START Excerpted data

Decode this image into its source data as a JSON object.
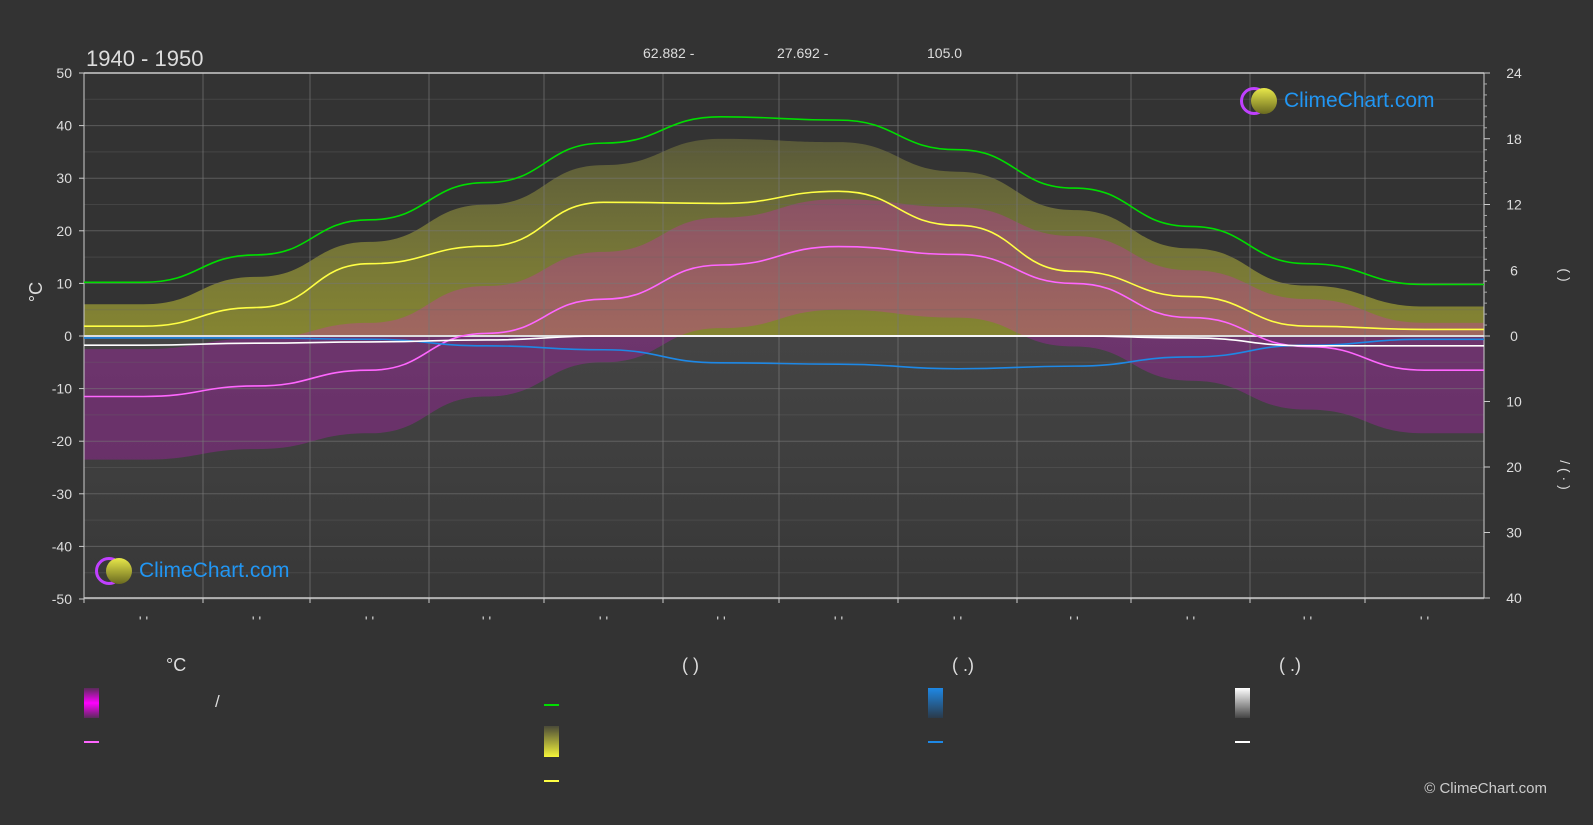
{
  "header": {
    "period": "1940 - 1950",
    "stats": [
      "62.882 -",
      "27.692 -",
      "105.0"
    ]
  },
  "colors": {
    "background": "#333333",
    "temp_mean": "#ff66ff",
    "temp_band": "#ff00ff",
    "daylight": "#00dd00",
    "sunshine": "#ffff44",
    "rain": "#1e88e5",
    "snow": "#ffffff",
    "logo": "#2196f3"
  },
  "chart_data": {
    "type": "line",
    "title": "1940 - 1950",
    "months": [
      "' '",
      "' '",
      "' '",
      "' '",
      "' '",
      "' '",
      "' '",
      "' '",
      "' '",
      "' '",
      "' '",
      "' '"
    ],
    "left_axis": {
      "label": "°C",
      "range": [
        -50,
        50
      ],
      "ticks": [
        "50",
        "40",
        "30",
        "20",
        "10",
        "0",
        "-10",
        "-20",
        "-30",
        "-40",
        "-50"
      ]
    },
    "right_axis_top": {
      "label": "( )",
      "range": [
        0,
        24
      ],
      "ticks": [
        "24",
        "18",
        "12",
        "6",
        "0"
      ]
    },
    "right_axis_bottom": {
      "label": "/ ( · )",
      "range": [
        0,
        40
      ],
      "ticks": [
        "10",
        "20",
        "30",
        "40"
      ]
    },
    "grid": true,
    "series": [
      {
        "name": "temperature-mean",
        "axis": "celsius",
        "values": [
          -11.5,
          -9.5,
          -6.5,
          0.5,
          7,
          13.5,
          17,
          15.5,
          10,
          3.5,
          -2,
          -6.5
        ]
      },
      {
        "name": "daylight-hours",
        "axis": "hours",
        "values": [
          4.9,
          7.4,
          10.6,
          14.0,
          17.6,
          20.0,
          19.7,
          17.0,
          13.5,
          10.0,
          6.6,
          4.7
        ]
      },
      {
        "name": "sunshine-hours",
        "axis": "hours",
        "values": [
          0.9,
          2.6,
          6.6,
          8.2,
          12.2,
          12.1,
          13.2,
          10.1,
          5.9,
          3.6,
          0.9,
          0.6
        ]
      },
      {
        "name": "rain-mm",
        "axis": "mm",
        "values": [
          0.3,
          0.3,
          0.5,
          1.5,
          2.1,
          4.1,
          4.3,
          5.0,
          4.6,
          3.2,
          1.4,
          0.5
        ]
      },
      {
        "name": "snow-mm",
        "axis": "mm",
        "values": [
          1.4,
          1.1,
          0.9,
          0.6,
          0,
          0,
          0,
          0,
          0,
          0.3,
          1.5,
          1.5
        ]
      }
    ]
  },
  "legend": {
    "col1_title": "°C",
    "col1_slash": "/",
    "col2_title": "(          )",
    "col3_title": "(   .)",
    "col4_title": "(   .)"
  },
  "logo_text": "ClimeChart.com",
  "copyright": "© ClimeChart.com"
}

END Excerpted data

Exercise: Extract every line from the records above that contains the word "ClimeChart".

Task solution:
  "logo_text": "ClimeChart.com",
  "copyright": "© ClimeChart.com"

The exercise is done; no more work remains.